# [What you are asked to do]
Could you rewrite the entries as a Markdown table with two columns, n and Line? Begin at the line that has "28, 911, 68]", stop after the line that has "account-status-band: Estado de", and give each line its own numbered row, leaving out blank lines.

# [Exercise material]
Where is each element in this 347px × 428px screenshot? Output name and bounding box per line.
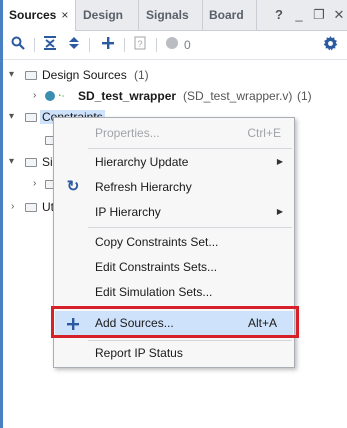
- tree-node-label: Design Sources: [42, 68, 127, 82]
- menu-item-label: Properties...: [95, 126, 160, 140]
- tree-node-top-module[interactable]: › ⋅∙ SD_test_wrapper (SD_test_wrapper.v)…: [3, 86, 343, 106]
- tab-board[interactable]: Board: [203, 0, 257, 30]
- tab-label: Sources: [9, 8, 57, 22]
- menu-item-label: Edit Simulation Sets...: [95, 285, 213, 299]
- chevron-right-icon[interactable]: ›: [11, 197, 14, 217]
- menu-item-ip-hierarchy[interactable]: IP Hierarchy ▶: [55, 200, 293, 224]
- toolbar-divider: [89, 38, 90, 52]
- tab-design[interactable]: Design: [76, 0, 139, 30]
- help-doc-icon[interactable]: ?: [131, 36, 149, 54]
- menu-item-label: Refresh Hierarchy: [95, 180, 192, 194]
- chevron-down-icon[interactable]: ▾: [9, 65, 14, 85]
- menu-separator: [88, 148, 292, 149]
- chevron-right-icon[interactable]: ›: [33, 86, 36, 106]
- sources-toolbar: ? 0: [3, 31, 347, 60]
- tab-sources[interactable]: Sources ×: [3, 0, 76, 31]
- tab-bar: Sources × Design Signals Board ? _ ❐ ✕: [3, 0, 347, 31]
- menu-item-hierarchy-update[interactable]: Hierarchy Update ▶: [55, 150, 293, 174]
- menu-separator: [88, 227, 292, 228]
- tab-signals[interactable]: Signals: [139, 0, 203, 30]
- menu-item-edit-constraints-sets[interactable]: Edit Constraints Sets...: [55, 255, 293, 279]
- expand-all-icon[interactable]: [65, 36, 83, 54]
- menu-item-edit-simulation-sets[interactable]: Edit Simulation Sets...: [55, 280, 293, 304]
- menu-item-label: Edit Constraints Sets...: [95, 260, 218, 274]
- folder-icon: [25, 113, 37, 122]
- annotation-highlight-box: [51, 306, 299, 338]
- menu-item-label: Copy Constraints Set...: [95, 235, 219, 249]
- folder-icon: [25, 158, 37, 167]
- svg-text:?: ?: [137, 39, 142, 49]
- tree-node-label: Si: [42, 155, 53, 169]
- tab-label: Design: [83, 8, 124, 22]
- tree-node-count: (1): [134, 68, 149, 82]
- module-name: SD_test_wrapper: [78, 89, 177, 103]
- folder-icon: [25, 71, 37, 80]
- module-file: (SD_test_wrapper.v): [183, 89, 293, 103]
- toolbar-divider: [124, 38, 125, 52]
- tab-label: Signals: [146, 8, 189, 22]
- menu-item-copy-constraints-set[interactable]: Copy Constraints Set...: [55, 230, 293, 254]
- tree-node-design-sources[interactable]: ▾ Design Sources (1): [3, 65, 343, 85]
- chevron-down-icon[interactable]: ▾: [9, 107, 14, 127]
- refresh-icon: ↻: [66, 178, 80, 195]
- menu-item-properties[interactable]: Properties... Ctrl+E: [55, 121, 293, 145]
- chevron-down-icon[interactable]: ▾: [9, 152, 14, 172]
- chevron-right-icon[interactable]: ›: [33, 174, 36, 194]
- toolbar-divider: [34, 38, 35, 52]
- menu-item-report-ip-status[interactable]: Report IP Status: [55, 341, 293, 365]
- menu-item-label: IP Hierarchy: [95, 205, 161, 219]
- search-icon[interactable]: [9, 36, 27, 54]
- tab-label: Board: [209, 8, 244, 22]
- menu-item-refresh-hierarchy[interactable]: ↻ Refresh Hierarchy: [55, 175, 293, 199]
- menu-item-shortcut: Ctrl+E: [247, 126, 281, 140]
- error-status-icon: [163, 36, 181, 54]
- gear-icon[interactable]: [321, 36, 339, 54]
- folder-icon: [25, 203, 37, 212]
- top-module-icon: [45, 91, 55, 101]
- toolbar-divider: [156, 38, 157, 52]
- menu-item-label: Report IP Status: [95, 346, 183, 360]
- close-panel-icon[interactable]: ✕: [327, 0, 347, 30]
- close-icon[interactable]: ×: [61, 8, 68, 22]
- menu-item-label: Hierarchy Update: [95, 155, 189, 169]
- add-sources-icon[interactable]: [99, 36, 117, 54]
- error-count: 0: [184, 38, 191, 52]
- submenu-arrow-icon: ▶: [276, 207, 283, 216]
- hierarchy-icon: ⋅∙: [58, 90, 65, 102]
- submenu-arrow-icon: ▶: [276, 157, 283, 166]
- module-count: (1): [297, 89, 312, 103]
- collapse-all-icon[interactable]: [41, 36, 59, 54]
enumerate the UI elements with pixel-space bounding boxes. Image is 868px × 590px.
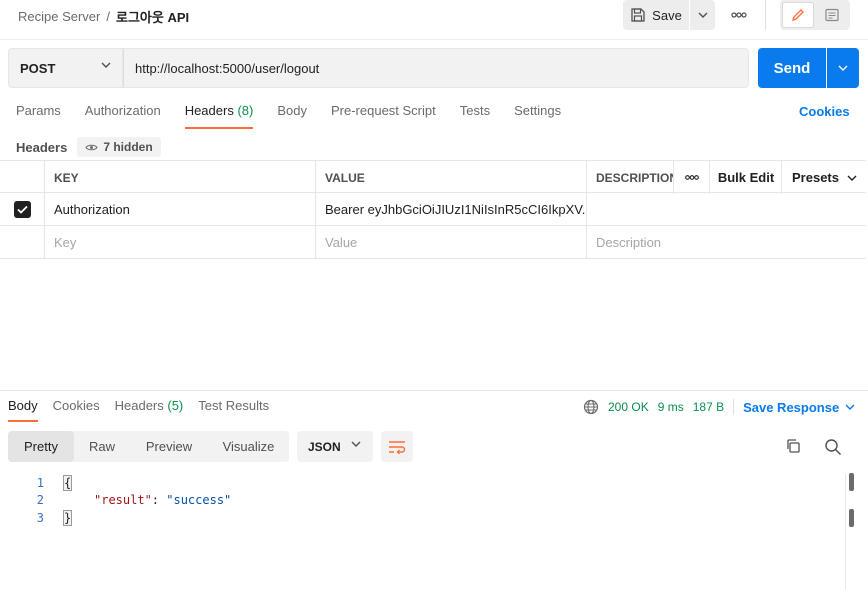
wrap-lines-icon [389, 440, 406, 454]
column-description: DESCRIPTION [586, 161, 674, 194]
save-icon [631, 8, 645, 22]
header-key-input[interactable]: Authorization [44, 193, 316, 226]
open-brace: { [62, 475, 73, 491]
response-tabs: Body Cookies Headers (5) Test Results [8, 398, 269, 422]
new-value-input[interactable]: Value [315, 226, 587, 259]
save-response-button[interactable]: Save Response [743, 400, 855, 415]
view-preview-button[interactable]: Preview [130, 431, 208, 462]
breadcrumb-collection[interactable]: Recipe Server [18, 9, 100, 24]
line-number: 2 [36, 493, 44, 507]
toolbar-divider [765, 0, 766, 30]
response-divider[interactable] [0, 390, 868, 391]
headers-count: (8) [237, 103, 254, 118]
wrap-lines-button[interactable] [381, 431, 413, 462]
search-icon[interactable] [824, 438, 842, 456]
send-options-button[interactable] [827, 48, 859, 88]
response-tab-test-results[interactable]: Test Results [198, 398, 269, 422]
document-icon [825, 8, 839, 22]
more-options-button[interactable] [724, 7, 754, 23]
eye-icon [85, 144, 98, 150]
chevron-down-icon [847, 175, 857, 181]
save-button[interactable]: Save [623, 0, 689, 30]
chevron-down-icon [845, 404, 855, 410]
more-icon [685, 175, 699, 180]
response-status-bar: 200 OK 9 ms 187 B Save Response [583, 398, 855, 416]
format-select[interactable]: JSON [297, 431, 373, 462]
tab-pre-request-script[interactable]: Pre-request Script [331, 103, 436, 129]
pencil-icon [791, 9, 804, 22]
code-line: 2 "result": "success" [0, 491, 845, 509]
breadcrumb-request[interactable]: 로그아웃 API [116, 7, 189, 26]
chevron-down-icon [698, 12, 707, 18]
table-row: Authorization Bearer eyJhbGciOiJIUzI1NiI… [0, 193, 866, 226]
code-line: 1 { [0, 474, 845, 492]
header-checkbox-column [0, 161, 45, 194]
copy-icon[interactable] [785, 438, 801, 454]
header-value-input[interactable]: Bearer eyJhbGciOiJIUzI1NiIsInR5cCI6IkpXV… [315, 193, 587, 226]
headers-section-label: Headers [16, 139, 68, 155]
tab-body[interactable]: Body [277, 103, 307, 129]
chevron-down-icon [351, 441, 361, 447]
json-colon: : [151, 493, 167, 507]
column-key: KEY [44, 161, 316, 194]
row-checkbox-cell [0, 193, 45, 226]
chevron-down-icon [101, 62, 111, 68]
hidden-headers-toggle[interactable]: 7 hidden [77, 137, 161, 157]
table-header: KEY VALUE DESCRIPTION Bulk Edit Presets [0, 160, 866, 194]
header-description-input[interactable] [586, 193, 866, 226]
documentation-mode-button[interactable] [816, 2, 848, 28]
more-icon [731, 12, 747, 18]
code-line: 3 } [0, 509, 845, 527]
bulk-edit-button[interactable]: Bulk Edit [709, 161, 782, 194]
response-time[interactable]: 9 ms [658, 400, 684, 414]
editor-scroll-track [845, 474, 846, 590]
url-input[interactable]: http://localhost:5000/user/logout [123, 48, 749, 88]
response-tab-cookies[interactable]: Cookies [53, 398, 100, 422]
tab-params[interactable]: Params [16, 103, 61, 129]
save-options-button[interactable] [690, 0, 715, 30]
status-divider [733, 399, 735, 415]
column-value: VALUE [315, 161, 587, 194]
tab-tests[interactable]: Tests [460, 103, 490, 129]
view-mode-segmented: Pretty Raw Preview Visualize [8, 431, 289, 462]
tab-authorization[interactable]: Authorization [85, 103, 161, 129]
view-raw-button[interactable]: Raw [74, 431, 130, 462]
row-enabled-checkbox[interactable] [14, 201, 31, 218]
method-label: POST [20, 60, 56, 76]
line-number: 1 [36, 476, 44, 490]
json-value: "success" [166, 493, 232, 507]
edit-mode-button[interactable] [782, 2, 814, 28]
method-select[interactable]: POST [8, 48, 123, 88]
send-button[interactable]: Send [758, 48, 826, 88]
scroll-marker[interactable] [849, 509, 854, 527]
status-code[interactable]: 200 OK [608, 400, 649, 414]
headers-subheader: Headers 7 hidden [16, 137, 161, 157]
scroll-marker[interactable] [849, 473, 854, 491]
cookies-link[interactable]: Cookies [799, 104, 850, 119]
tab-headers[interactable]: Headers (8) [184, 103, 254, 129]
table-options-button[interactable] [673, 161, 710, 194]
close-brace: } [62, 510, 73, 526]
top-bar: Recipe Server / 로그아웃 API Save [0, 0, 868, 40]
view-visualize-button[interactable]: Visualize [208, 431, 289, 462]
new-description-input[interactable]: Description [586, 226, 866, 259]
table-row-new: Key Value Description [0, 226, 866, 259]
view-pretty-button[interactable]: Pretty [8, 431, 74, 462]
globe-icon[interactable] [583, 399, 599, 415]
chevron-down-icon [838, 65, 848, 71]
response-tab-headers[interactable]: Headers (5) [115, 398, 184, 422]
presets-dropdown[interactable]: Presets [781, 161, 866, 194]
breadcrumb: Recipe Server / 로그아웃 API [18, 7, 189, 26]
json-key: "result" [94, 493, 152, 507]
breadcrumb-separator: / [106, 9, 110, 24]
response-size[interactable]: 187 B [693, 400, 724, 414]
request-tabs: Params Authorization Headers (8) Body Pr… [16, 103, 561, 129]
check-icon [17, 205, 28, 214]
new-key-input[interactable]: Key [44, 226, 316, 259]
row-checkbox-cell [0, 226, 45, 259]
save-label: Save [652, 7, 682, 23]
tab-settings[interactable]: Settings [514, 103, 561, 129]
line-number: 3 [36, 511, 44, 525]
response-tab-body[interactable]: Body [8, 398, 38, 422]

==

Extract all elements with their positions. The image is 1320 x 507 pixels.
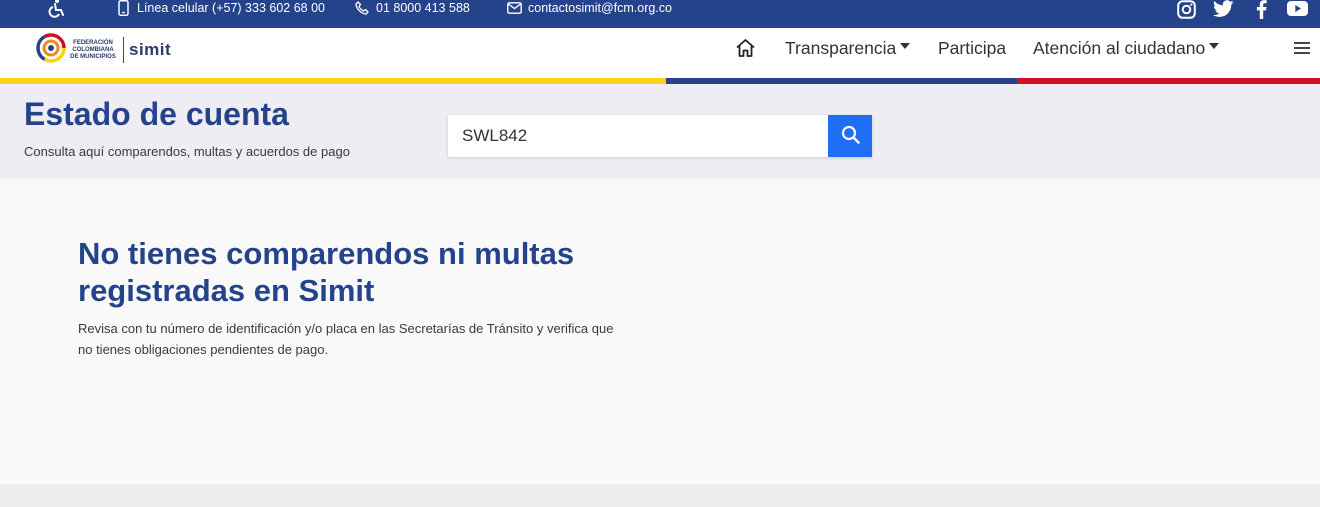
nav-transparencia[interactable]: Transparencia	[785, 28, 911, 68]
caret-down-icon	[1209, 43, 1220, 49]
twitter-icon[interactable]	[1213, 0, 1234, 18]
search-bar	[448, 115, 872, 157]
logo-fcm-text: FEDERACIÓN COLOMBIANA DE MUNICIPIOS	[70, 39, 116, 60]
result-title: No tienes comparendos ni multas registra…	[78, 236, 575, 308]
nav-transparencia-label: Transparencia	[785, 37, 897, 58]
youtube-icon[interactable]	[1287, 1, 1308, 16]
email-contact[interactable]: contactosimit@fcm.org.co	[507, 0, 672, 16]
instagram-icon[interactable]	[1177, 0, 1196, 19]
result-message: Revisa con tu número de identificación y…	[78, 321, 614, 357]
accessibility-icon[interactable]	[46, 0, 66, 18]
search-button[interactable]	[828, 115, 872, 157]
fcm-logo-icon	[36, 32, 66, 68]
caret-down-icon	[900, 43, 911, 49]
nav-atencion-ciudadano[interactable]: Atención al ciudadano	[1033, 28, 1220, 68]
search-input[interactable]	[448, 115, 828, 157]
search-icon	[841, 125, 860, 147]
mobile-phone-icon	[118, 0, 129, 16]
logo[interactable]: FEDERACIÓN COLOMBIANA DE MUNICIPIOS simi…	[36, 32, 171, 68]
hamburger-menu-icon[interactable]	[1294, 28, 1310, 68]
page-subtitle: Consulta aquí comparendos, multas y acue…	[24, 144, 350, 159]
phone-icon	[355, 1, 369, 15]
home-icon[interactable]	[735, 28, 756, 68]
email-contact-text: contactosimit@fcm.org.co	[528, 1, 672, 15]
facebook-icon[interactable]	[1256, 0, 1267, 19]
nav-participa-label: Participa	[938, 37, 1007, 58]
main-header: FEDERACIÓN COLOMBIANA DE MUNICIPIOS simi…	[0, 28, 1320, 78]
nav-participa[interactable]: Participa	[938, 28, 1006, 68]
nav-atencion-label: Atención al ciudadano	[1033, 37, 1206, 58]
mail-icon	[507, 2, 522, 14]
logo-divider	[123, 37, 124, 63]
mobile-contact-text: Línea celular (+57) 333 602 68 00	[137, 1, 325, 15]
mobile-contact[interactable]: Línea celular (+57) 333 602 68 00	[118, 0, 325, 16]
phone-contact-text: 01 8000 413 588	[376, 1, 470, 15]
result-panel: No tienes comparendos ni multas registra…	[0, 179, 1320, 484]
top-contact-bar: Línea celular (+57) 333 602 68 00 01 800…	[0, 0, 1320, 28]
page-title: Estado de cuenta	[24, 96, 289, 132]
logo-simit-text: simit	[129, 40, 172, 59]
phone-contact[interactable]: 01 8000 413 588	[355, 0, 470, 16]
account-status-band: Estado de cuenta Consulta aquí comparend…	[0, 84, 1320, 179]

# [Result of the task]
| n | Line |
|---|---|
| 1 | nav-transparencia[interactable]: Transparencia	[785, 28, 911, 68] |
| 2 | caret-down-icon	[1209, 43, 1220, 49] |
| 3 | twitter-icon[interactable]	[1213, 0, 1234, 18] |
| 4 | search-bar	[448, 115, 872, 157] |
| 5 | logo-fcm-text: FEDERACIÓN COLOMBIANA DE MUNICIPIOS	[70, 39, 116, 60] |
| 6 | result-title: No tienes comparendos ni multas registra…	[78, 236, 575, 308] |
| 7 | nav-transparencia-label: Transparencia	[785, 37, 897, 58] |
| 8 | youtube-icon[interactable]	[1287, 1, 1308, 16] |
| 9 | email-contact[interactable]: contactosimit@fcm.org.co	[507, 0, 672, 16] |
| 10 | instagram-icon[interactable]	[1177, 0, 1196, 19] |
| 11 | result-message: Revisa con tu número de identificación y…	[78, 321, 614, 357] |
| 12 | accessibility-icon[interactable]	[46, 0, 66, 18] |
| 13 | search-button[interactable]	[828, 115, 872, 157] |
| 14 | fcm-logo-icon	[36, 32, 66, 68] |
| 15 | caret-down-icon	[900, 43, 911, 49] |
| 16 | nav-atencion-ciudadano[interactable]: Atención al ciudadano	[1033, 28, 1220, 68] |
| 17 | search-input[interactable]	[448, 115, 828, 157] |
| 18 | search-icon	[841, 125, 860, 147] |
| 19 | mobile-phone-icon	[118, 0, 129, 16] |
| 20 | logo[interactable]: FEDERACIÓN COLOMBIANA DE MUNICIPIOS simi…	[36, 32, 171, 68] |
| 21 | hamburger-menu-icon[interactable]	[1294, 28, 1310, 68] |
| 22 | page-subtitle: Consulta aquí comparendos, multas y acue…	[24, 144, 350, 159] |
| 23 | phone-icon	[355, 1, 369, 15] |
| 24 | home-icon[interactable]	[735, 28, 756, 68] |
| 25 | email-contact-text: contactosimit@fcm.org.co	[528, 1, 672, 15] |
| 26 | facebook-icon[interactable]	[1256, 0, 1267, 19] |
| 27 | nav-participa-label: Participa	[938, 37, 1007, 58] |
| 28 | main-header: FEDERACIÓN COLOMBIANA DE MUNICIPIOS simi…	[0, 28, 1320, 78] |
| 29 | nav-participa[interactable]: Participa	[938, 28, 1006, 68] |
| 30 | nav-atencion-label: Atención al ciudadano	[1033, 37, 1206, 58] |
| 31 | mail-icon	[507, 2, 522, 14] |
| 32 | logo-divider	[123, 37, 124, 63] |
| 33 | mobile-contact-text: Línea celular (+57) 333 602 68 00	[137, 1, 325, 15] |
| 34 | mobile-contact[interactable]: Línea celular (+57) 333 602 68 00	[118, 0, 325, 16] |
| 35 | phone-contact-text: 01 8000 413 588	[376, 1, 470, 15] |
| 36 | result-panel: No tienes comparendos ni multas registra…	[0, 179, 1320, 484] |
| 37 | top-contact-bar: Línea celular (+57) 333 602 68 00 01 800…	[0, 0, 1320, 28] |
| 38 | page-title: Estado de cuenta	[24, 96, 289, 132] |
| 39 | logo-simit-text: simit	[129, 40, 172, 59] |
| 40 | phone-contact[interactable]: 01 8000 413 588	[355, 0, 470, 16] |
| 41 | account-status-band: Estado de cuenta Consulta aquí comparend…	[0, 84, 1320, 179] |